▶ _WORK INSTRUCTIONS_: Determine the number of lines in these entries that hold the word "dělám". Give the number and nothing more.

▶ _EXCERPTED DATA_:

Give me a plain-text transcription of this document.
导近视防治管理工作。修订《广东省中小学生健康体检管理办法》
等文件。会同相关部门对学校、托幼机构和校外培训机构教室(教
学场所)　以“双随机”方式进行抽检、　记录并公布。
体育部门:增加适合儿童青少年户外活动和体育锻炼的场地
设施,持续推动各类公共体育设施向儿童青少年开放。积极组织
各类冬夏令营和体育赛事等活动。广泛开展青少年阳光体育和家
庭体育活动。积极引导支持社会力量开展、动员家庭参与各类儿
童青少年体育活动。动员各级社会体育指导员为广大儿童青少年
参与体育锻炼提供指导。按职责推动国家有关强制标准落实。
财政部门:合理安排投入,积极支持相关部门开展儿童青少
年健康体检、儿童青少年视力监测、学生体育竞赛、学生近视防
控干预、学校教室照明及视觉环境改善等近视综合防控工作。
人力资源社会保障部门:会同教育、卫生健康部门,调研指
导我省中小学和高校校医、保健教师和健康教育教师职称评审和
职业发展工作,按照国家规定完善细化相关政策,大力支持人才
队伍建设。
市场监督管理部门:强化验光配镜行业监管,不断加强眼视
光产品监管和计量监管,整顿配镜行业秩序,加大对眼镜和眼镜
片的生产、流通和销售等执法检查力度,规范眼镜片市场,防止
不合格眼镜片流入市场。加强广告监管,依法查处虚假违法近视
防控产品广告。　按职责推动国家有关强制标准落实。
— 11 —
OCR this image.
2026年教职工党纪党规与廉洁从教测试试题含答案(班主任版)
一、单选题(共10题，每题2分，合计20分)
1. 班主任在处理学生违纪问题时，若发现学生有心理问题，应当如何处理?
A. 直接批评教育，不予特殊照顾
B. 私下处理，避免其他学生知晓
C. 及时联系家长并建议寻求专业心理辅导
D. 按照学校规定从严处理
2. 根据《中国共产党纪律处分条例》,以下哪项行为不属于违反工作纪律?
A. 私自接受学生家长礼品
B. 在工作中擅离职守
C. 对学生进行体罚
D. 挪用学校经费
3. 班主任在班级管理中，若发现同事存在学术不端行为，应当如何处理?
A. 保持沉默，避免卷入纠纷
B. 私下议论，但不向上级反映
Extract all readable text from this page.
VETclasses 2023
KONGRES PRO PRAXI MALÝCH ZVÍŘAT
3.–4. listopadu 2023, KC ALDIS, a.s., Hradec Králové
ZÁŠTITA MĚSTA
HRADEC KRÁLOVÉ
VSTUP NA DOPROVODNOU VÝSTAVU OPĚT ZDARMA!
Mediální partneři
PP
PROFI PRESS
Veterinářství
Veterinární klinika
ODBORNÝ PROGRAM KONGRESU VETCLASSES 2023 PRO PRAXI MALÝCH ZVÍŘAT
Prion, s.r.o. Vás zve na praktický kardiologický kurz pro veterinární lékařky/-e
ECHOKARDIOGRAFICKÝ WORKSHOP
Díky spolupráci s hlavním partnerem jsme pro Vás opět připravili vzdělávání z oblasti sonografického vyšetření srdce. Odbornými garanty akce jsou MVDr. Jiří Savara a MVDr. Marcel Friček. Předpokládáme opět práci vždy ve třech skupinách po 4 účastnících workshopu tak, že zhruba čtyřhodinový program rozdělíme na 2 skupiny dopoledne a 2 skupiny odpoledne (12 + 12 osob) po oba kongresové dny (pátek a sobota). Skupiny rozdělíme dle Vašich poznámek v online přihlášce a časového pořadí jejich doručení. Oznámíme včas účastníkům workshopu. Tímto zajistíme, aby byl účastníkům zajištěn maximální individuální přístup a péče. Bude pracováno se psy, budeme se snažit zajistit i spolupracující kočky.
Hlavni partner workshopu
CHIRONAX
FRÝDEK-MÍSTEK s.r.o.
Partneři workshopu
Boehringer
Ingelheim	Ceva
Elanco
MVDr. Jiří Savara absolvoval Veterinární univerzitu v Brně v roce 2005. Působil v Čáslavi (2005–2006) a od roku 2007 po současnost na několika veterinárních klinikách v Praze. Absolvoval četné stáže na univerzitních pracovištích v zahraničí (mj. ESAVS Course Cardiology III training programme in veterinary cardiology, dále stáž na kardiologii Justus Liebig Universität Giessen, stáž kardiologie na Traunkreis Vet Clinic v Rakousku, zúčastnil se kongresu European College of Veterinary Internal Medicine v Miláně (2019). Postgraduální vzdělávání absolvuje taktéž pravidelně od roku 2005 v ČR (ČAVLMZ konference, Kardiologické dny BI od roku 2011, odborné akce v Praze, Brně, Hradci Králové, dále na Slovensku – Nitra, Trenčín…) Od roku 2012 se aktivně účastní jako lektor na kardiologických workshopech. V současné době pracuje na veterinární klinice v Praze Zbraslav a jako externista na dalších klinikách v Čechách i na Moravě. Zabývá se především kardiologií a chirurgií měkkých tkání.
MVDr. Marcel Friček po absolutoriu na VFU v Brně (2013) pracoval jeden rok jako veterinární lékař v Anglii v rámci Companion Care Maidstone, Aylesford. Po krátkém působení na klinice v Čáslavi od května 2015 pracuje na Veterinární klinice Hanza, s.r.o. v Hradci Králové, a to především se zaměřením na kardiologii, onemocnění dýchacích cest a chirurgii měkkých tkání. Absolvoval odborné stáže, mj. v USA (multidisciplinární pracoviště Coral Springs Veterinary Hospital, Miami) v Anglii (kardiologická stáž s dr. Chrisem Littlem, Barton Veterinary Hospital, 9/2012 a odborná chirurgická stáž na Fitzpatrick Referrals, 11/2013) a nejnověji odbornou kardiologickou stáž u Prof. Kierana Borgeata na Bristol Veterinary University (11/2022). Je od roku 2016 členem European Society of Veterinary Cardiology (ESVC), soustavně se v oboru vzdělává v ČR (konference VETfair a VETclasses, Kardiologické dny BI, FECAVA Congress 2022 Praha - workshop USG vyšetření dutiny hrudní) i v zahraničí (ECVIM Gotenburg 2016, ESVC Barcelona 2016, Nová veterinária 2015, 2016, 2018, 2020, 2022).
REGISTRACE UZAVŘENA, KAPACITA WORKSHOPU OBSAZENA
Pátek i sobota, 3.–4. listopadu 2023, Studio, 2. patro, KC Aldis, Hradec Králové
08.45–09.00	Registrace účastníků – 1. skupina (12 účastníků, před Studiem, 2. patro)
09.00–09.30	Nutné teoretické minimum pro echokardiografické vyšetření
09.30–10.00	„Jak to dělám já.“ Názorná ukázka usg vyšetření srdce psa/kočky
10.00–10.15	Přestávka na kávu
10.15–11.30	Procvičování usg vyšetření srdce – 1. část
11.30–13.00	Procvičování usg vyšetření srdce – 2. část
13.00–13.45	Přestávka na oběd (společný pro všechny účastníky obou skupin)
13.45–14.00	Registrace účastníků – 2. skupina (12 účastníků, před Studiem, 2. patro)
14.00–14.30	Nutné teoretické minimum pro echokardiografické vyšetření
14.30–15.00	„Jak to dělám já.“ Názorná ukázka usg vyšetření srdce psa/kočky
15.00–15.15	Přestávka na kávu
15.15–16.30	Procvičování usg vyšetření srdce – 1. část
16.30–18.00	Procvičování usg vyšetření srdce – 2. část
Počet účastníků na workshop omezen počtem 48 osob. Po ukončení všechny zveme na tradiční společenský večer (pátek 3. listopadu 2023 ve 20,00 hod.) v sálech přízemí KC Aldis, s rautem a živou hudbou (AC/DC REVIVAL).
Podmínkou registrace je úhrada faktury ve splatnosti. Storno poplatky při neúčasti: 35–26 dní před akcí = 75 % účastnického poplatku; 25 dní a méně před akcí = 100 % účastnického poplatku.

▶ _RESULT OF THE TASK_: 2